Return the number of lines that include the string "image", without any other text.

#### SOURCE DATA:
______
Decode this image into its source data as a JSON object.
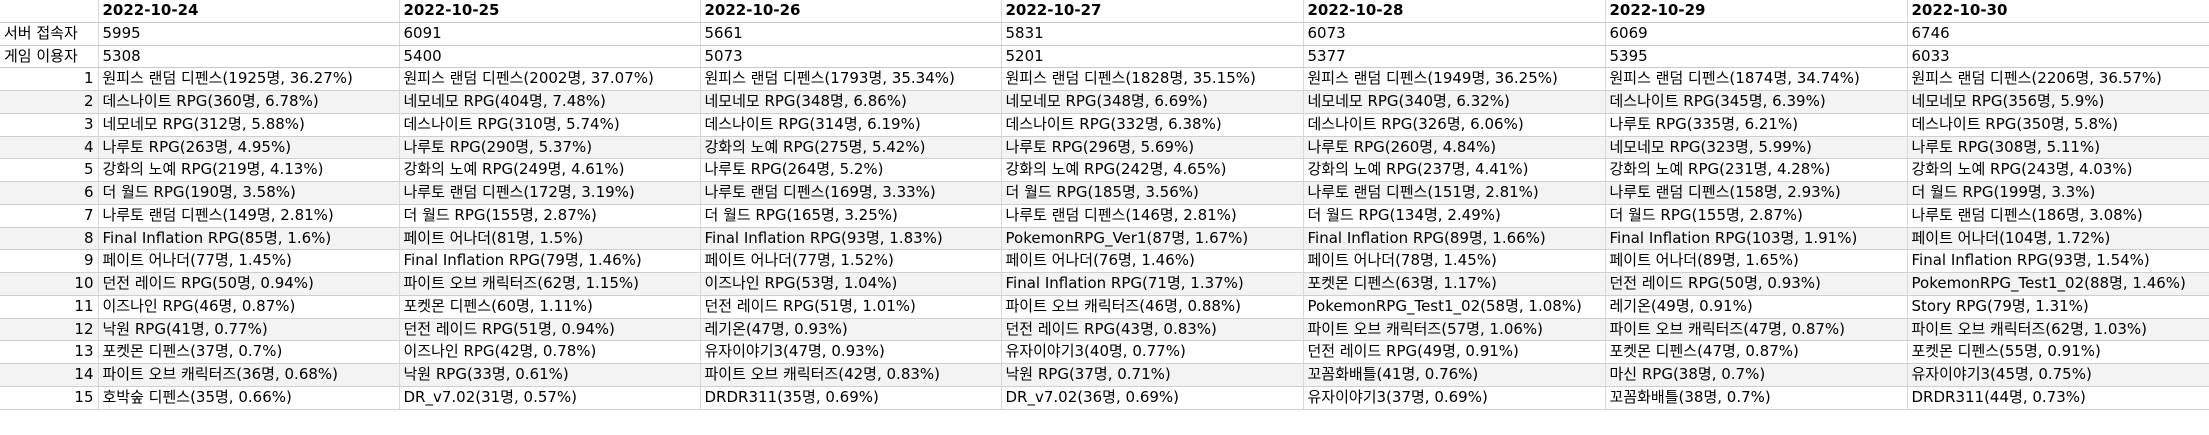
{
  "header": {
    "dates": [
      "2022-10-24",
      "2022-10-25",
      "2022-10-26",
      "2022-10-27",
      "2022-10-28",
      "2022-10-29",
      "2022-10-30"
    ]
  },
  "stats": [
    {
      "label": "서버 접속자",
      "values": [
        "5995",
        "6091",
        "5661",
        "5831",
        "6073",
        "6069",
        "6746"
      ]
    },
    {
      "label": "게임 이용자",
      "values": [
        "5308",
        "5400",
        "5073",
        "5201",
        "5377",
        "5395",
        "6033"
      ]
    }
  ],
  "ranks": [
    {
      "rank": "1",
      "cells": [
        "원피스 랜덤 디펜스(1925명, 36.27%)",
        "원피스 랜덤 디펜스(2002명, 37.07%)",
        "원피스 랜덤 디펜스(1793명, 35.34%)",
        "원피스 랜덤 디펜스(1828명, 35.15%)",
        "원피스 랜덤 디펜스(1949명, 36.25%)",
        "원피스 랜덤 디펜스(1874명, 34.74%)",
        "원피스 랜덤 디펜스(2206명, 36.57%)"
      ]
    },
    {
      "rank": "2",
      "cells": [
        "데스나이트 RPG(360명, 6.78%)",
        "네모네모 RPG(404명, 7.48%)",
        "네모네모 RPG(348명, 6.86%)",
        "네모네모 RPG(348명, 6.69%)",
        "네모네모 RPG(340명, 6.32%)",
        "데스나이트 RPG(345명, 6.39%)",
        "네모네모 RPG(356명, 5.9%)"
      ]
    },
    {
      "rank": "3",
      "cells": [
        "네모네모 RPG(312명, 5.88%)",
        "데스나이트 RPG(310명, 5.74%)",
        "데스나이트 RPG(314명, 6.19%)",
        "데스나이트 RPG(332명, 6.38%)",
        "데스나이트 RPG(326명, 6.06%)",
        "나루토 RPG(335명, 6.21%)",
        "데스나이트 RPG(350명, 5.8%)"
      ]
    },
    {
      "rank": "4",
      "cells": [
        "나루토 RPG(263명, 4.95%)",
        "나루토 RPG(290명, 5.37%)",
        "강화의 노예 RPG(275명, 5.42%)",
        "나루토 RPG(296명, 5.69%)",
        "나루토 RPG(260명, 4.84%)",
        "네모네모 RPG(323명, 5.99%)",
        "나루토 RPG(308명, 5.11%)"
      ]
    },
    {
      "rank": "5",
      "cells": [
        "강화의 노예 RPG(219명, 4.13%)",
        "강화의 노예 RPG(249명, 4.61%)",
        "나루토 RPG(264명, 5.2%)",
        "강화의 노예 RPG(242명, 4.65%)",
        "강화의 노예 RPG(237명, 4.41%)",
        "강화의 노예 RPG(231명, 4.28%)",
        "강화의 노예 RPG(243명, 4.03%)"
      ]
    },
    {
      "rank": "6",
      "cells": [
        "더 월드 RPG(190명, 3.58%)",
        "나루토 랜덤 디펜스(172명, 3.19%)",
        "나루토 랜덤 디펜스(169명, 3.33%)",
        "더 월드 RPG(185명, 3.56%)",
        "나루토 랜덤 디펜스(151명, 2.81%)",
        "나루토 랜덤 디펜스(158명, 2.93%)",
        "더 월드 RPG(199명, 3.3%)"
      ]
    },
    {
      "rank": "7",
      "cells": [
        "나루토 랜덤 디펜스(149명, 2.81%)",
        "더 월드 RPG(155명, 2.87%)",
        "더 월드 RPG(165명, 3.25%)",
        "나루토 랜덤 디펜스(146명, 2.81%)",
        "더 월드 RPG(134명, 2.49%)",
        "더 월드 RPG(155명, 2.87%)",
        "나루토 랜덤 디펜스(186명, 3.08%)"
      ]
    },
    {
      "rank": "8",
      "cells": [
        "Final Inflation RPG(85명, 1.6%)",
        "페이트 어나더(81명, 1.5%)",
        "Final Inflation RPG(93명, 1.83%)",
        "PokemonRPG_Ver1(87명, 1.67%)",
        "Final Inflation RPG(89명, 1.66%)",
        "Final Inflation RPG(103명, 1.91%)",
        "페이트 어나더(104명, 1.72%)"
      ]
    },
    {
      "rank": "9",
      "cells": [
        "페이트 어나더(77명, 1.45%)",
        "Final Inflation RPG(79명, 1.46%)",
        "페이트 어나더(77명, 1.52%)",
        "페이트 어나더(76명, 1.46%)",
        "페이트 어나더(78명, 1.45%)",
        "페이트 어나더(89명, 1.65%)",
        "Final Inflation RPG(93명, 1.54%)"
      ]
    },
    {
      "rank": "10",
      "cells": [
        "던전 레이드 RPG(50명, 0.94%)",
        "파이트 오브 캐릭터즈(62명, 1.15%)",
        "이즈나인 RPG(53명, 1.04%)",
        "Final Inflation RPG(71명, 1.37%)",
        "포켓몬 디펜스(63명, 1.17%)",
        "던전 레이드 RPG(50명, 0.93%)",
        "PokemonRPG_Test1_02(88명, 1.46%)"
      ]
    },
    {
      "rank": "11",
      "cells": [
        "이즈나인 RPG(46명, 0.87%)",
        "포켓몬 디펜스(60명, 1.11%)",
        "던전 레이드 RPG(51명, 1.01%)",
        "파이트 오브 캐릭터즈(46명, 0.88%)",
        "PokemonRPG_Test1_02(58명, 1.08%)",
        "레기온(49명, 0.91%)",
        "Story RPG(79명, 1.31%)"
      ]
    },
    {
      "rank": "12",
      "cells": [
        "낙원 RPG(41명, 0.77%)",
        "던전 레이드 RPG(51명, 0.94%)",
        "레기온(47명, 0.93%)",
        "던전 레이드 RPG(43명, 0.83%)",
        "파이트 오브 캐릭터즈(57명, 1.06%)",
        "파이트 오브 캐릭터즈(47명, 0.87%)",
        "파이트 오브 캐릭터즈(62명, 1.03%)"
      ]
    },
    {
      "rank": "13",
      "cells": [
        "포켓몬 디펜스(37명, 0.7%)",
        "이즈나인 RPG(42명, 0.78%)",
        "유자이야기3(47명, 0.93%)",
        "유자이야기3(40명, 0.77%)",
        "던전 레이드 RPG(49명, 0.91%)",
        "포켓몬 디펜스(47명, 0.87%)",
        "포켓몬 디펜스(55명, 0.91%)"
      ]
    },
    {
      "rank": "14",
      "cells": [
        "파이트 오브 캐릭터즈(36명, 0.68%)",
        "낙원 RPG(33명, 0.61%)",
        "파이트 오브 캐릭터즈(42명, 0.83%)",
        "낙원 RPG(37명, 0.71%)",
        "꼬꼼화배틀(41명, 0.76%)",
        "마신 RPG(38명, 0.7%)",
        "유자이야기3(45명, 0.75%)"
      ]
    },
    {
      "rank": "15",
      "cells": [
        "호박숲 디펜스(35명, 0.66%)",
        "DR_v7.02(31명, 0.57%)",
        "DRDR311(35명, 0.69%)",
        "DR_v7.02(36명, 0.69%)",
        "유자이야기3(37명, 0.69%)",
        "꼬꼼화배틀(38명, 0.7%)",
        "DRDR311(44명, 0.73%)"
      ]
    }
  ]
}
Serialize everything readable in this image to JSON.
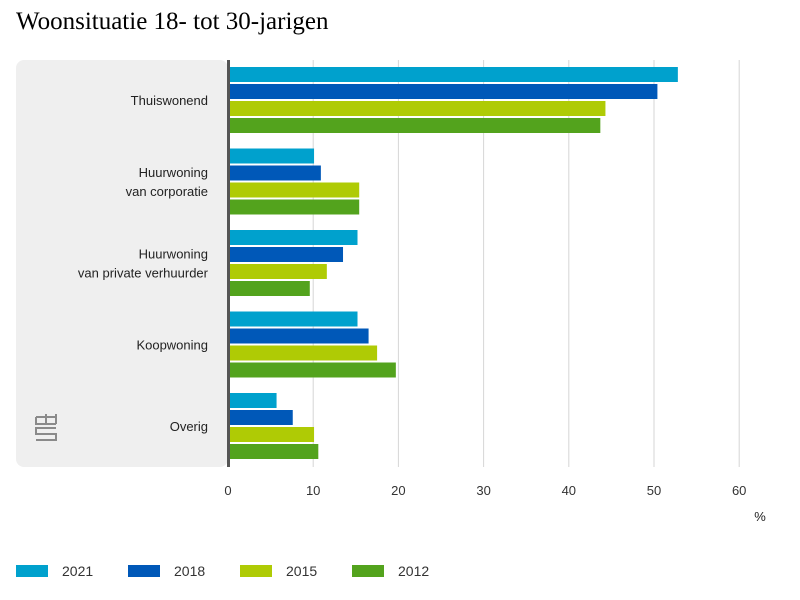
{
  "chart_data": {
    "type": "bar",
    "orientation": "horizontal",
    "title": "Woonsituatie 18- tot 30-jarigen",
    "xlabel": "%",
    "ylabel": "",
    "xlim": [
      0,
      60
    ],
    "xticks": [
      "0",
      "10",
      "20",
      "30",
      "40",
      "50",
      "60"
    ],
    "categories": [
      [
        "Thuiswonend"
      ],
      [
        "Huurwoning",
        "van corporatie"
      ],
      [
        "Huurwoning",
        "van private verhuurder"
      ],
      [
        "Koopwoning"
      ],
      [
        "Overig"
      ]
    ],
    "series": [
      {
        "name": "2021",
        "color": "#00a1cd",
        "values": [
          52.8,
          10.1,
          15.2,
          15.2,
          5.7
        ]
      },
      {
        "name": "2018",
        "color": "#0058b8",
        "values": [
          50.4,
          10.9,
          13.5,
          16.5,
          7.6
        ]
      },
      {
        "name": "2015",
        "color": "#afcb05",
        "values": [
          44.3,
          15.4,
          11.6,
          17.5,
          10.1
        ]
      },
      {
        "name": "2012",
        "color": "#53a31d",
        "values": [
          43.7,
          15.4,
          9.6,
          19.7,
          10.6
        ]
      }
    ],
    "grid": true,
    "legend_position": "bottom"
  },
  "logo": {
    "text": "cbs"
  }
}
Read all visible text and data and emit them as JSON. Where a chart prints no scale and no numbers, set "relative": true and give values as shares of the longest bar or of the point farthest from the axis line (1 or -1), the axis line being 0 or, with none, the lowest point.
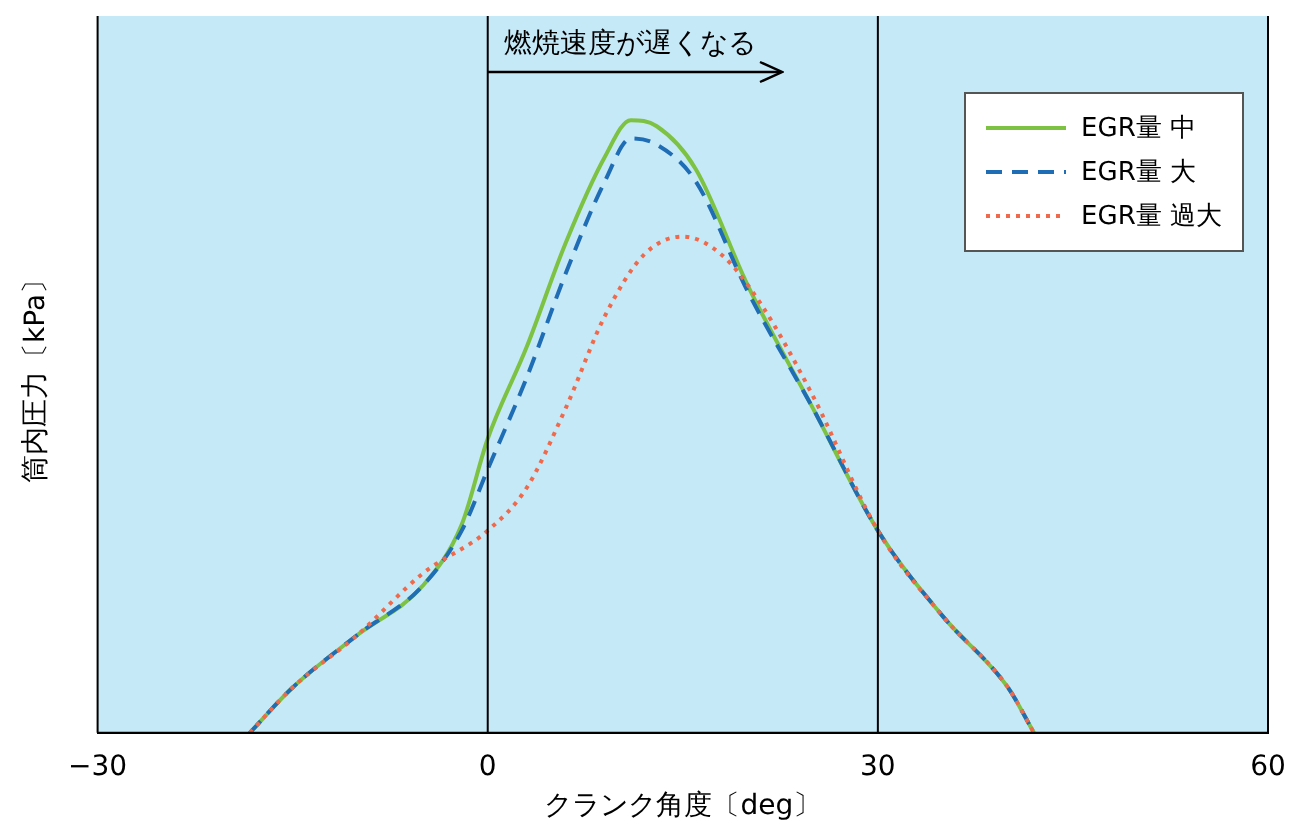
{
  "chart_data": {
    "type": "line",
    "xlabel": "クランク角度〔deg〕",
    "ylabel": "筒内圧力〔kPa〕",
    "relative": true,
    "xlim": [
      -30,
      60
    ],
    "xticks": [
      -30,
      0,
      30,
      60
    ],
    "grid": false,
    "legend": "top right",
    "marker": "none",
    "ref_lines": [
      {
        "axis": "x",
        "value": 0,
        "color": "#000000"
      },
      {
        "axis": "x",
        "value": 30,
        "color": "#000000"
      }
    ],
    "annotations": [
      "燃焼速度が遅くなる"
    ],
    "series": [
      {
        "name": "EGR量 中",
        "color": "#7dc242",
        "line_style": "solid",
        "x": [
          -18.3,
          -15,
          -10,
          -5,
          -2,
          0,
          3,
          6,
          9,
          11,
          13,
          16,
          20,
          25,
          30,
          35,
          40,
          42
        ],
        "values": [
          0,
          0.074,
          0.16,
          0.24,
          0.34,
          0.48,
          0.63,
          0.8,
          0.94,
          1,
          0.99,
          0.92,
          0.73,
          0.53,
          0.33,
          0.19,
          0.074,
          0
        ]
      },
      {
        "name": "EGR量 大",
        "color": "#1f6db5",
        "line_style": "dashed",
        "x": [
          -18.3,
          -15,
          -10,
          -5,
          -2,
          0,
          3,
          6,
          9,
          11,
          13,
          16,
          20,
          25,
          30,
          35,
          40,
          42
        ],
        "values": [
          0,
          0.074,
          0.16,
          0.24,
          0.33,
          0.43,
          0.58,
          0.75,
          0.9,
          0.97,
          0.96,
          0.9,
          0.72,
          0.53,
          0.33,
          0.19,
          0.074,
          0
        ]
      },
      {
        "name": "EGR量 過大",
        "color": "#f0694a",
        "line_style": "dotted",
        "x": [
          -18.3,
          -15,
          -10,
          -5,
          0,
          3,
          6,
          9,
          12,
          15,
          18,
          21,
          25,
          30,
          35,
          40,
          42
        ],
        "values": [
          0,
          0.074,
          0.16,
          0.26,
          0.33,
          0.4,
          0.53,
          0.68,
          0.78,
          0.81,
          0.78,
          0.7,
          0.55,
          0.33,
          0.19,
          0.074,
          0
        ]
      }
    ]
  }
}
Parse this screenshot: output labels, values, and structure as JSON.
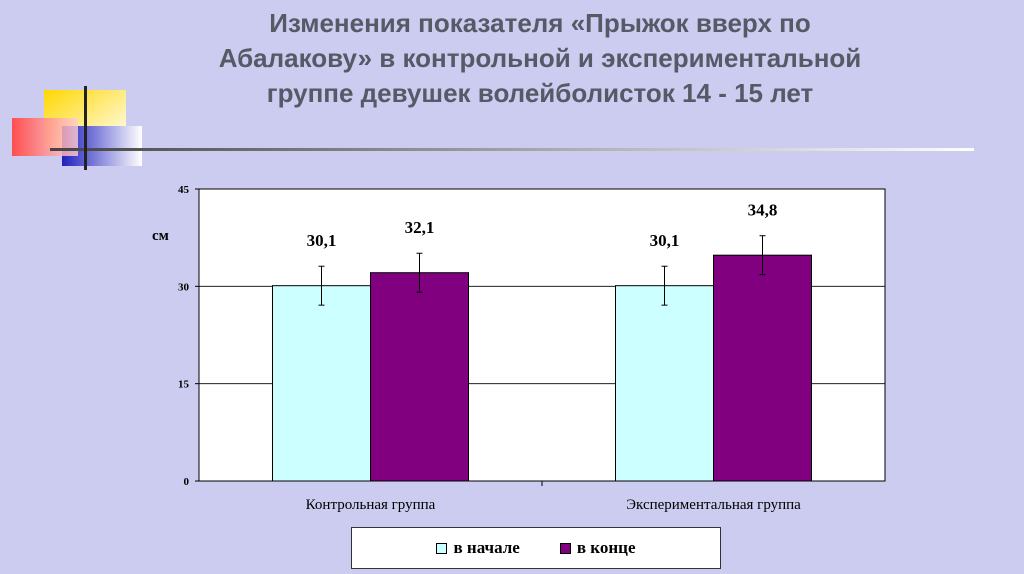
{
  "title": {
    "line1": "Изменения показателя «Прыжок вверх по",
    "line2": "Абалакову» в контрольной и экспериментальной",
    "line3": "группе девушек волейболисток 14 - 15 лет"
  },
  "chart_data": {
    "type": "bar",
    "categories": [
      "Контрольная группа",
      "Экспериментальная группа"
    ],
    "series": [
      {
        "name": "в начале",
        "values": [
          30.1,
          30.1
        ],
        "error": [
          3.0,
          3.0
        ],
        "labels": [
          "30,1",
          "30,1"
        ]
      },
      {
        "name": "в конце",
        "values": [
          32.1,
          34.8
        ],
        "error": [
          3.0,
          3.0
        ],
        "labels": [
          "32,1",
          "34,8"
        ]
      }
    ],
    "ylabel": "см",
    "ylim": [
      0,
      45
    ],
    "yticks": [
      0,
      15,
      30,
      45
    ],
    "grid": true,
    "legend": "bottom"
  },
  "colors": {
    "series1": "#ccffff",
    "series2": "#800080",
    "grid": "#000000",
    "plot_bg": "#ffffff",
    "background": "#ccccf0"
  }
}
______
#### OUTPUT:
2